■ Supplied entries
┏━━
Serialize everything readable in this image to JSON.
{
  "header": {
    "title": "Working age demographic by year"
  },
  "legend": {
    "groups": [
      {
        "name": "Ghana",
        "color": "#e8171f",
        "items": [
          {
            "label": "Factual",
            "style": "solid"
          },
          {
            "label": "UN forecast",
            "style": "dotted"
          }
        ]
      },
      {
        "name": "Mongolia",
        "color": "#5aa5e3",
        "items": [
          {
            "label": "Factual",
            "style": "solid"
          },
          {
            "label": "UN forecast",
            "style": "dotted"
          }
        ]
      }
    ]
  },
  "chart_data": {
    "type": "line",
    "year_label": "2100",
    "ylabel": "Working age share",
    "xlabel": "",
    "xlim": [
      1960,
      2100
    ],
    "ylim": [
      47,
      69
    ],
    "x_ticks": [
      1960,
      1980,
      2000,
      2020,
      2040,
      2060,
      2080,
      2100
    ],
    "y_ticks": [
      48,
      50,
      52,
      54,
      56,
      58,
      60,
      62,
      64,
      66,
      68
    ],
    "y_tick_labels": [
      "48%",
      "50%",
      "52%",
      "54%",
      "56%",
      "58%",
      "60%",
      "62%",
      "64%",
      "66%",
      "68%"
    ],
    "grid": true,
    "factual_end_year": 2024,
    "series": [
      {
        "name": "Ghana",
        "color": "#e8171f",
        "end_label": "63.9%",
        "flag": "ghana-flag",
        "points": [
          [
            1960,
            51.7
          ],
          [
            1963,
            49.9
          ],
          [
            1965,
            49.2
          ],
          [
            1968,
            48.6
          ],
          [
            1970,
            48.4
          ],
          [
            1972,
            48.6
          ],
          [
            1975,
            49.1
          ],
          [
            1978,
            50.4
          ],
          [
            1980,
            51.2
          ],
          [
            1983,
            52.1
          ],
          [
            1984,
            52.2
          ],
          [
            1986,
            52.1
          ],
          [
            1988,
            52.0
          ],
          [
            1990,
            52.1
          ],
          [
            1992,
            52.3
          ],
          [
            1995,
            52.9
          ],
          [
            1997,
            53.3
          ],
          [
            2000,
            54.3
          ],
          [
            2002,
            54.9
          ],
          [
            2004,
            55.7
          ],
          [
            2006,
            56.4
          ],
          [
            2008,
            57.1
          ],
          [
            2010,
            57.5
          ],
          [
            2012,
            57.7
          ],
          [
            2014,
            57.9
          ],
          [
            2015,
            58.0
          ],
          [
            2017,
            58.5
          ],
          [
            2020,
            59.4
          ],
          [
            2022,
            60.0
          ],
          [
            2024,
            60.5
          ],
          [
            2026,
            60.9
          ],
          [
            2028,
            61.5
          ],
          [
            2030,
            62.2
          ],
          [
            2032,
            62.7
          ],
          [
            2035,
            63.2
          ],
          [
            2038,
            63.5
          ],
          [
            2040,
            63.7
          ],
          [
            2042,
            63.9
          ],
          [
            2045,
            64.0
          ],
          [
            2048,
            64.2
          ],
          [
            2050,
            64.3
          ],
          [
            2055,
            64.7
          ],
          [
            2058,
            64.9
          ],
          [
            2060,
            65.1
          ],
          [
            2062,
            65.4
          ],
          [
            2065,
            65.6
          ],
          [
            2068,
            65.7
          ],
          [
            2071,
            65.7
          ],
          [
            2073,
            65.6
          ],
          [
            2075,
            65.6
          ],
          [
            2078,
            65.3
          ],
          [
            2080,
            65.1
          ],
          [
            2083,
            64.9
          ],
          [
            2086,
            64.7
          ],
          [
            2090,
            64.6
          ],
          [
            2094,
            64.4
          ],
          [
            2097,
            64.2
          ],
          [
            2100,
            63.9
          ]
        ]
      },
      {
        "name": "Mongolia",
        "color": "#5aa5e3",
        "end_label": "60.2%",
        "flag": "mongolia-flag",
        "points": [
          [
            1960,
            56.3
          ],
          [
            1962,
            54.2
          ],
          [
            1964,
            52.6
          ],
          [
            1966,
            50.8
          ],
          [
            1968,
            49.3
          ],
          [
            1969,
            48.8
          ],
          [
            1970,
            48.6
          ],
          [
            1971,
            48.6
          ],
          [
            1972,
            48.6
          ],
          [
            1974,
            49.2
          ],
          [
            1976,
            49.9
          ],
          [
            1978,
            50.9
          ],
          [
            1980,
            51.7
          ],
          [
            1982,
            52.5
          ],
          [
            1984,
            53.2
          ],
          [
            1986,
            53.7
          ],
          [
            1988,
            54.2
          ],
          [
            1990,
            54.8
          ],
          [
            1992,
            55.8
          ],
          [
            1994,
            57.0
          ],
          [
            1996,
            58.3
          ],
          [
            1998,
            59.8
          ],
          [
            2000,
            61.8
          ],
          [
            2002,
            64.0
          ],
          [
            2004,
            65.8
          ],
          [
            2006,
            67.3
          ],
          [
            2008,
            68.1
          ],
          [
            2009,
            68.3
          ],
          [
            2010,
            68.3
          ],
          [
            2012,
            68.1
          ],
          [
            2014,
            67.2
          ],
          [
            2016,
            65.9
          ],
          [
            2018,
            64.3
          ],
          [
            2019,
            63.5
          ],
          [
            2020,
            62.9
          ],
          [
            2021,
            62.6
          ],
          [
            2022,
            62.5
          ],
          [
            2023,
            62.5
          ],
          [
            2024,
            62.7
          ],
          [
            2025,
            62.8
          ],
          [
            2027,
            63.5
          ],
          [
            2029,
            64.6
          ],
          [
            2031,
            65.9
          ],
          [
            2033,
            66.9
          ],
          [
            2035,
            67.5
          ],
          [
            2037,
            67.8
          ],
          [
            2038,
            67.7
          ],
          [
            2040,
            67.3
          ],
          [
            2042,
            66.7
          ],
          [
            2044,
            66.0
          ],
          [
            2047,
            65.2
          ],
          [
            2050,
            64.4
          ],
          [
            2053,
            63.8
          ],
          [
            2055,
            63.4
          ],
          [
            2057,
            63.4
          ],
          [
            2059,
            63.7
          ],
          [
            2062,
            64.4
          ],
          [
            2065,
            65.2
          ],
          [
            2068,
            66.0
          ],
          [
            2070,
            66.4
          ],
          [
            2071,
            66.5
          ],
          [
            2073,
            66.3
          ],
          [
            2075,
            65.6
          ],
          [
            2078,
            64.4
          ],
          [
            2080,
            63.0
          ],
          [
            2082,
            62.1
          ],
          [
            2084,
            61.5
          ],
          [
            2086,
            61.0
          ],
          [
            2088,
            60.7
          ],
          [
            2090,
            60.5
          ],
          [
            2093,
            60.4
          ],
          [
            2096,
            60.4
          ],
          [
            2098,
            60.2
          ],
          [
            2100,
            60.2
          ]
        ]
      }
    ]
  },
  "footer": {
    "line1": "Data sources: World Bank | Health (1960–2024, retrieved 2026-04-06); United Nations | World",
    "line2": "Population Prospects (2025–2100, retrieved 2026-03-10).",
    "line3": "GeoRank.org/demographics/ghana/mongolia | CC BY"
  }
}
┗━━
Transcribe all lines as written.

■ Result
Serialize everything readable in this image to JSON.
{
  "header": {
    "title": "Working age demographic by year"
  },
  "legend": {
    "groups": [
      {
        "name": "Ghana",
        "color": "#e8171f",
        "items": [
          {
            "label": "Factual",
            "style": "solid"
          },
          {
            "label": "UN forecast",
            "style": "dotted"
          }
        ]
      },
      {
        "name": "Mongolia",
        "color": "#5aa5e3",
        "items": [
          {
            "label": "Factual",
            "style": "solid"
          },
          {
            "label": "UN forecast",
            "style": "dotted"
          }
        ]
      }
    ]
  },
  "chart_data": {
    "type": "line",
    "year_label": "2100",
    "ylabel": "Working age share",
    "xlabel": "",
    "xlim": [
      1960,
      2100
    ],
    "ylim": [
      47,
      69
    ],
    "x_ticks": [
      1960,
      1980,
      2000,
      2020,
      2040,
      2060,
      2080,
      2100
    ],
    "y_ticks": [
      48,
      50,
      52,
      54,
      56,
      58,
      60,
      62,
      64,
      66,
      68
    ],
    "y_tick_labels": [
      "48%",
      "50%",
      "52%",
      "54%",
      "56%",
      "58%",
      "60%",
      "62%",
      "64%",
      "66%",
      "68%"
    ],
    "grid": true,
    "factual_end_year": 2024,
    "series": [
      {
        "name": "Ghana",
        "color": "#e8171f",
        "end_label": "63.9%",
        "flag": "ghana-flag",
        "points": [
          [
            1960,
            51.7
          ],
          [
            1963,
            49.9
          ],
          [
            1965,
            49.2
          ],
          [
            1968,
            48.6
          ],
          [
            1970,
            48.4
          ],
          [
            1972,
            48.6
          ],
          [
            1975,
            49.1
          ],
          [
            1978,
            50.4
          ],
          [
            1980,
            51.2
          ],
          [
            1983,
            52.1
          ],
          [
            1984,
            52.2
          ],
          [
            1986,
            52.1
          ],
          [
            1988,
            52.0
          ],
          [
            1990,
            52.1
          ],
          [
            1992,
            52.3
          ],
          [
            1995,
            52.9
          ],
          [
            1997,
            53.3
          ],
          [
            2000,
            54.3
          ],
          [
            2002,
            54.9
          ],
          [
            2004,
            55.7
          ],
          [
            2006,
            56.4
          ],
          [
            2008,
            57.1
          ],
          [
            2010,
            57.5
          ],
          [
            2012,
            57.7
          ],
          [
            2014,
            57.9
          ],
          [
            2015,
            58.0
          ],
          [
            2017,
            58.5
          ],
          [
            2020,
            59.4
          ],
          [
            2022,
            60.0
          ],
          [
            2024,
            60.5
          ],
          [
            2026,
            60.9
          ],
          [
            2028,
            61.5
          ],
          [
            2030,
            62.2
          ],
          [
            2032,
            62.7
          ],
          [
            2035,
            63.2
          ],
          [
            2038,
            63.5
          ],
          [
            2040,
            63.7
          ],
          [
            2042,
            63.9
          ],
          [
            2045,
            64.0
          ],
          [
            2048,
            64.2
          ],
          [
            2050,
            64.3
          ],
          [
            2055,
            64.7
          ],
          [
            2058,
            64.9
          ],
          [
            2060,
            65.1
          ],
          [
            2062,
            65.4
          ],
          [
            2065,
            65.6
          ],
          [
            2068,
            65.7
          ],
          [
            2071,
            65.7
          ],
          [
            2073,
            65.6
          ],
          [
            2075,
            65.6
          ],
          [
            2078,
            65.3
          ],
          [
            2080,
            65.1
          ],
          [
            2083,
            64.9
          ],
          [
            2086,
            64.7
          ],
          [
            2090,
            64.6
          ],
          [
            2094,
            64.4
          ],
          [
            2097,
            64.2
          ],
          [
            2100,
            63.9
          ]
        ]
      },
      {
        "name": "Mongolia",
        "color": "#5aa5e3",
        "end_label": "60.2%",
        "flag": "mongolia-flag",
        "points": [
          [
            1960,
            56.3
          ],
          [
            1962,
            54.2
          ],
          [
            1964,
            52.6
          ],
          [
            1966,
            50.8
          ],
          [
            1968,
            49.3
          ],
          [
            1969,
            48.8
          ],
          [
            1970,
            48.6
          ],
          [
            1971,
            48.6
          ],
          [
            1972,
            48.6
          ],
          [
            1974,
            49.2
          ],
          [
            1976,
            49.9
          ],
          [
            1978,
            50.9
          ],
          [
            1980,
            51.7
          ],
          [
            1982,
            52.5
          ],
          [
            1984,
            53.2
          ],
          [
            1986,
            53.7
          ],
          [
            1988,
            54.2
          ],
          [
            1990,
            54.8
          ],
          [
            1992,
            55.8
          ],
          [
            1994,
            57.0
          ],
          [
            1996,
            58.3
          ],
          [
            1998,
            59.8
          ],
          [
            2000,
            61.8
          ],
          [
            2002,
            64.0
          ],
          [
            2004,
            65.8
          ],
          [
            2006,
            67.3
          ],
          [
            2008,
            68.1
          ],
          [
            2009,
            68.3
          ],
          [
            2010,
            68.3
          ],
          [
            2012,
            68.1
          ],
          [
            2014,
            67.2
          ],
          [
            2016,
            65.9
          ],
          [
            2018,
            64.3
          ],
          [
            2019,
            63.5
          ],
          [
            2020,
            62.9
          ],
          [
            2021,
            62.6
          ],
          [
            2022,
            62.5
          ],
          [
            2023,
            62.5
          ],
          [
            2024,
            62.7
          ],
          [
            2025,
            62.8
          ],
          [
            2027,
            63.5
          ],
          [
            2029,
            64.6
          ],
          [
            2031,
            65.9
          ],
          [
            2033,
            66.9
          ],
          [
            2035,
            67.5
          ],
          [
            2037,
            67.8
          ],
          [
            2038,
            67.7
          ],
          [
            2040,
            67.3
          ],
          [
            2042,
            66.7
          ],
          [
            2044,
            66.0
          ],
          [
            2047,
            65.2
          ],
          [
            2050,
            64.4
          ],
          [
            2053,
            63.8
          ],
          [
            2055,
            63.4
          ],
          [
            2057,
            63.4
          ],
          [
            2059,
            63.7
          ],
          [
            2062,
            64.4
          ],
          [
            2065,
            65.2
          ],
          [
            2068,
            66.0
          ],
          [
            2070,
            66.4
          ],
          [
            2071,
            66.5
          ],
          [
            2073,
            66.3
          ],
          [
            2075,
            65.6
          ],
          [
            2078,
            64.4
          ],
          [
            2080,
            63.0
          ],
          [
            2082,
            62.1
          ],
          [
            2084,
            61.5
          ],
          [
            2086,
            61.0
          ],
          [
            2088,
            60.7
          ],
          [
            2090,
            60.5
          ],
          [
            2093,
            60.4
          ],
          [
            2096,
            60.4
          ],
          [
            2098,
            60.2
          ],
          [
            2100,
            60.2
          ]
        ]
      }
    ]
  },
  "footer": {
    "line1": "Data sources: World Bank | Health (1960–2024, retrieved 2026-04-06); United Nations | World",
    "line2": "Population Prospects (2025–2100, retrieved 2026-03-10).",
    "line3": "GeoRank.org/demographics/ghana/mongolia | CC BY"
  }
}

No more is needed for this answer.